**Aim of the exercise**
The records underneath are to be repeated exactly, with the pictures left out.

**Supplied material**
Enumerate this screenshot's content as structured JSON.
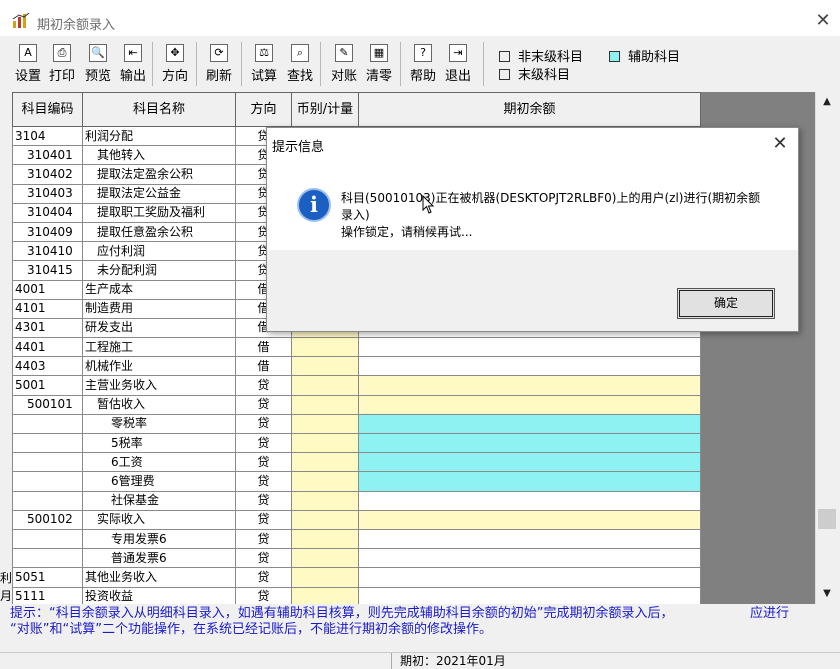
{
  "window": {
    "title": "期初余额录入",
    "close_glyph": "✕"
  },
  "toolbar": {
    "buttons": [
      {
        "label": "设置",
        "icon": "A",
        "icon_name": "settings-icon"
      },
      {
        "label": "打印",
        "icon": "⎙",
        "icon_name": "printer-icon"
      },
      {
        "label": "预览",
        "icon": "🔍",
        "icon_name": "preview-icon"
      },
      {
        "label": "输出",
        "icon": "⇤",
        "icon_name": "export-icon"
      },
      {
        "label": "方向",
        "icon": "✥",
        "icon_name": "direction-icon"
      },
      {
        "label": "刷新",
        "icon": "⟳",
        "icon_name": "refresh-icon"
      },
      {
        "label": "试算",
        "icon": "⚖",
        "icon_name": "balance-scale-icon"
      },
      {
        "label": "查找",
        "icon": "⌕",
        "icon_name": "find-icon"
      },
      {
        "label": "对账",
        "icon": "✎",
        "icon_name": "reconcile-icon"
      },
      {
        "label": "清零",
        "icon": "▦",
        "icon_name": "clear-icon"
      },
      {
        "label": "帮助",
        "icon": "?",
        "icon_name": "help-icon"
      },
      {
        "label": "退出",
        "icon": "⇥",
        "icon_name": "exit-icon"
      }
    ]
  },
  "legend": {
    "non_leaf": "非末级科目",
    "auxiliary": "辅助科目",
    "leaf": "末级科目",
    "colors": {
      "non_leaf": "#ffffff",
      "auxiliary": "#8ef2f2",
      "leaf": "#ffffff"
    }
  },
  "table": {
    "headers": [
      "科目编码",
      "科目名称",
      "方向",
      "币别/计量",
      "期初余额"
    ],
    "rows": [
      {
        "code": "3104",
        "name": "利润分配",
        "dir": "贷",
        "indent": 0
      },
      {
        "code": "310401",
        "name": "其他转入",
        "dir": "贷",
        "indent": 1
      },
      {
        "code": "310402",
        "name": "提取法定盈余公积",
        "dir": "贷",
        "indent": 1
      },
      {
        "code": "310403",
        "name": "提取法定公益金",
        "dir": "贷",
        "indent": 1
      },
      {
        "code": "310404",
        "name": "提取职工奖励及福利",
        "dir": "贷",
        "indent": 1
      },
      {
        "code": "310409",
        "name": "提取任意盈余公积",
        "dir": "贷",
        "indent": 1
      },
      {
        "code": "310410",
        "name": "应付利润",
        "dir": "贷",
        "indent": 1
      },
      {
        "code": "310415",
        "name": "未分配利润",
        "dir": "贷",
        "indent": 1
      },
      {
        "code": "4001",
        "name": "生产成本",
        "dir": "借",
        "indent": 0
      },
      {
        "code": "4101",
        "name": "制造费用",
        "dir": "借",
        "indent": 0
      },
      {
        "code": "4301",
        "name": "研发支出",
        "dir": "借",
        "indent": 0
      },
      {
        "code": "4401",
        "name": "工程施工",
        "dir": "借",
        "indent": 0
      },
      {
        "code": "4403",
        "name": "机械作业",
        "dir": "借",
        "indent": 0
      },
      {
        "code": "5001",
        "name": "主营业务收入",
        "dir": "贷",
        "indent": 0,
        "color": "yellow"
      },
      {
        "code": "500101",
        "name": "暂估收入",
        "dir": "贷",
        "indent": 1,
        "color": "yellow"
      },
      {
        "code": "",
        "name": "零税率",
        "dir": "贷",
        "indent": 2,
        "color": "cyan",
        "dotted": true
      },
      {
        "code": "",
        "name": "5税率",
        "dir": "贷",
        "indent": 2,
        "color": "cyan",
        "dotted": true
      },
      {
        "code": "",
        "name": "6工资",
        "dir": "贷",
        "indent": 2,
        "color": "cyan",
        "dotted": true
      },
      {
        "code": "",
        "name": "6管理费",
        "dir": "贷",
        "indent": 2,
        "color": "cyan",
        "dotted": true
      },
      {
        "code": "",
        "name": "社保基金",
        "dir": "贷",
        "indent": 2,
        "color": "white",
        "dotted": true
      },
      {
        "code": "500102",
        "name": "实际收入",
        "dir": "贷",
        "indent": 1,
        "color": "yellow"
      },
      {
        "code": "",
        "name": "专用发票6",
        "dir": "贷",
        "indent": 2,
        "color": "white",
        "dotted": true
      },
      {
        "code": "",
        "name": "普通发票6",
        "dir": "贷",
        "indent": 2,
        "color": "white",
        "dotted": true
      },
      {
        "code": "5051",
        "name": "其他业务收入",
        "dir": "贷",
        "indent": 0
      },
      {
        "code": "5111",
        "name": "投资收益",
        "dir": "贷",
        "indent": 0
      }
    ]
  },
  "scrollbar": {
    "up": "▲",
    "down": "▼"
  },
  "left_clipped": [
    "利",
    "月"
  ],
  "hint": {
    "line1": "提示：“科目余额录入从明细科目录入，如遇有辅助科目核算，则先完成辅助科目余额的初始”完成期初余额录入后，",
    "line1_tail": "应进行",
    "line2": "“对账”和“试算”二个功能操作，在系统已经记账后，不能进行期初余额的修改操作。"
  },
  "status": {
    "period": "期初：2021年01月"
  },
  "dialog": {
    "title": "提示信息",
    "close_glyph": "✕",
    "icon": "i",
    "message_line1": "科目(50010103)正在被机器(DESKTOPJT2RLBF0)上的用户(zl)进行(期初余额",
    "message_line2": "录入)",
    "message_line3": "操作锁定，请稍候再试...",
    "ok_label": "确定"
  }
}
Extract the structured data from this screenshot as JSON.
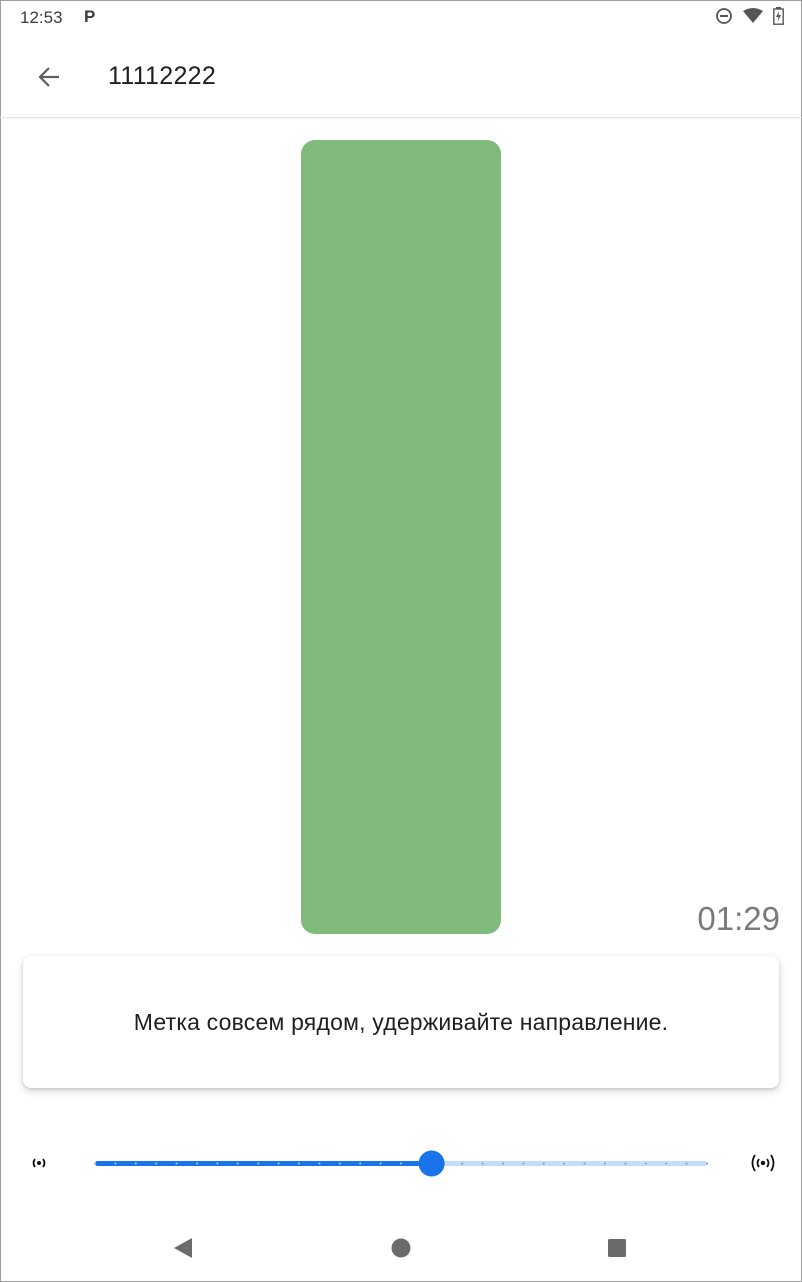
{
  "status_bar": {
    "time": "12:53",
    "app_indicator": "P",
    "icons": [
      "do-not-disturb-icon",
      "wifi-icon",
      "battery-charging-icon"
    ]
  },
  "app_bar": {
    "back_icon": "arrow-left-icon",
    "title": "11112222"
  },
  "signal": {
    "color": "#80bb7d",
    "timer": "01:29"
  },
  "message": {
    "text": "Метка совсем рядом, удерживайте направление."
  },
  "slider": {
    "value": 0.55,
    "steps": 30,
    "min_icon": "signal-weak-icon",
    "max_icon": "signal-strong-icon",
    "active_color": "#1a73e8",
    "inactive_color": "#c6dcf8"
  },
  "nav_bar": {
    "back": "nav-back-icon",
    "home": "nav-home-icon",
    "recents": "nav-recents-icon"
  }
}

**Result**
Enumerate this screenshot's content as structured JSON.
{
  "window": {
    "title": "期初余额录入",
    "close_glyph": "✕"
  },
  "toolbar": {
    "buttons": [
      {
        "label": "设置",
        "icon": "A",
        "icon_name": "settings-icon"
      },
      {
        "label": "打印",
        "icon": "⎙",
        "icon_name": "printer-icon"
      },
      {
        "label": "预览",
        "icon": "🔍",
        "icon_name": "preview-icon"
      },
      {
        "label": "输出",
        "icon": "⇤",
        "icon_name": "export-icon"
      },
      {
        "label": "方向",
        "icon": "✥",
        "icon_name": "direction-icon"
      },
      {
        "label": "刷新",
        "icon": "⟳",
        "icon_name": "refresh-icon"
      },
      {
        "label": "试算",
        "icon": "⚖",
        "icon_name": "balance-scale-icon"
      },
      {
        "label": "查找",
        "icon": "⌕",
        "icon_name": "find-icon"
      },
      {
        "label": "对账",
        "icon": "✎",
        "icon_name": "reconcile-icon"
      },
      {
        "label": "清零",
        "icon": "▦",
        "icon_name": "clear-icon"
      },
      {
        "label": "帮助",
        "icon": "?",
        "icon_name": "help-icon"
      },
      {
        "label": "退出",
        "icon": "⇥",
        "icon_name": "exit-icon"
      }
    ]
  },
  "legend": {
    "non_leaf": "非末级科目",
    "auxiliary": "辅助科目",
    "leaf": "末级科目",
    "colors": {
      "non_leaf": "#ffffff",
      "auxiliary": "#8ef2f2",
      "leaf": "#ffffff"
    }
  },
  "table": {
    "headers": [
      "科目编码",
      "科目名称",
      "方向",
      "币别/计量",
      "期初余额"
    ],
    "rows": [
      {
        "code": "3104",
        "name": "利润分配",
        "dir": "贷",
        "indent": 0
      },
      {
        "code": "310401",
        "name": "其他转入",
        "dir": "贷",
        "indent": 1
      },
      {
        "code": "310402",
        "name": "提取法定盈余公积",
        "dir": "贷",
        "indent": 1
      },
      {
        "code": "310403",
        "name": "提取法定公益金",
        "dir": "贷",
        "indent": 1
      },
      {
        "code": "310404",
        "name": "提取职工奖励及福利",
        "dir": "贷",
        "indent": 1
      },
      {
        "code": "310409",
        "name": "提取任意盈余公积",
        "dir": "贷",
        "indent": 1
      },
      {
        "code": "310410",
        "name": "应付利润",
        "dir": "贷",
        "indent": 1
      },
      {
        "code": "310415",
        "name": "未分配利润",
        "dir": "贷",
        "indent": 1
      },
      {
        "code": "4001",
        "name": "生产成本",
        "dir": "借",
        "indent": 0
      },
      {
        "code": "4101",
        "name": "制造费用",
        "dir": "借",
        "indent": 0
      },
      {
        "code": "4301",
        "name": "研发支出",
        "dir": "借",
        "indent": 0
      },
      {
        "code": "4401",
        "name": "工程施工",
        "dir": "借",
        "indent": 0
      },
      {
        "code": "4403",
        "name": "机械作业",
        "dir": "借",
        "indent": 0
      },
      {
        "code": "5001",
        "name": "主营业务收入",
        "dir": "贷",
        "indent": 0,
        "color": "yellow"
      },
      {
        "code": "500101",
        "name": "暂估收入",
        "dir": "贷",
        "indent": 1,
        "color": "yellow"
      },
      {
        "code": "",
        "name": "零税率",
        "dir": "贷",
        "indent": 2,
        "color": "cyan",
        "dotted": true
      },
      {
        "code": "",
        "name": "5税率",
        "dir": "贷",
        "indent": 2,
        "color": "cyan",
        "dotted": true
      },
      {
        "code": "",
        "name": "6工资",
        "dir": "贷",
        "indent": 2,
        "color": "cyan",
        "dotted": true
      },
      {
        "code": "",
        "name": "6管理费",
        "dir": "贷",
        "indent": 2,
        "color": "cyan",
        "dotted": true
      },
      {
        "code": "",
        "name": "社保基金",
        "dir": "贷",
        "indent": 2,
        "color": "white",
        "dotted": true
      },
      {
        "code": "500102",
        "name": "实际收入",
        "dir": "贷",
        "indent": 1,
        "color": "yellow"
      },
      {
        "code": "",
        "name": "专用发票6",
        "dir": "贷",
        "indent": 2,
        "color": "white",
        "dotted": true
      },
      {
        "code": "",
        "name": "普通发票6",
        "dir": "贷",
        "indent": 2,
        "color": "white",
        "dotted": true
      },
      {
        "code": "5051",
        "name": "其他业务收入",
        "dir": "贷",
        "indent": 0
      },
      {
        "code": "5111",
        "name": "投资收益",
        "dir": "贷",
        "indent": 0
      }
    ]
  },
  "scrollbar": {
    "up": "▲",
    "down": "▼"
  },
  "left_clipped": [
    "利",
    "月"
  ],
  "hint": {
    "line1": "提示：“科目余额录入从明细科目录入，如遇有辅助科目核算，则先完成辅助科目余额的初始”完成期初余额录入后，",
    "line1_tail": "应进行",
    "line2": "“对账”和“试算”二个功能操作，在系统已经记账后，不能进行期初余额的修改操作。"
  },
  "status": {
    "period": "期初：2021年01月"
  },
  "dialog": {
    "title": "提示信息",
    "close_glyph": "✕",
    "icon": "i",
    "message_line1": "科目(50010103)正在被机器(DESKTOPJT2RLBF0)上的用户(zl)进行(期初余额",
    "message_line2": "录入)",
    "message_line3": "操作锁定，请稍候再试...",
    "ok_label": "确定"
  }
}
Extract the structured data from this screenshot as JSON.
{
  "status_bar": {
    "time": "12:53",
    "app_indicator": "P",
    "icons": [
      "do-not-disturb-icon",
      "wifi-icon",
      "battery-charging-icon"
    ]
  },
  "app_bar": {
    "back_icon": "arrow-left-icon",
    "title": "11112222"
  },
  "signal": {
    "color": "#80bb7d",
    "timer": "01:29"
  },
  "message": {
    "text": "Метка совсем рядом, удерживайте направление."
  },
  "slider": {
    "value": 0.55,
    "steps": 30,
    "min_icon": "signal-weak-icon",
    "max_icon": "signal-strong-icon",
    "active_color": "#1a73e8",
    "inactive_color": "#c6dcf8"
  },
  "nav_bar": {
    "back": "nav-back-icon",
    "home": "nav-home-icon",
    "recents": "nav-recents-icon"
  }
}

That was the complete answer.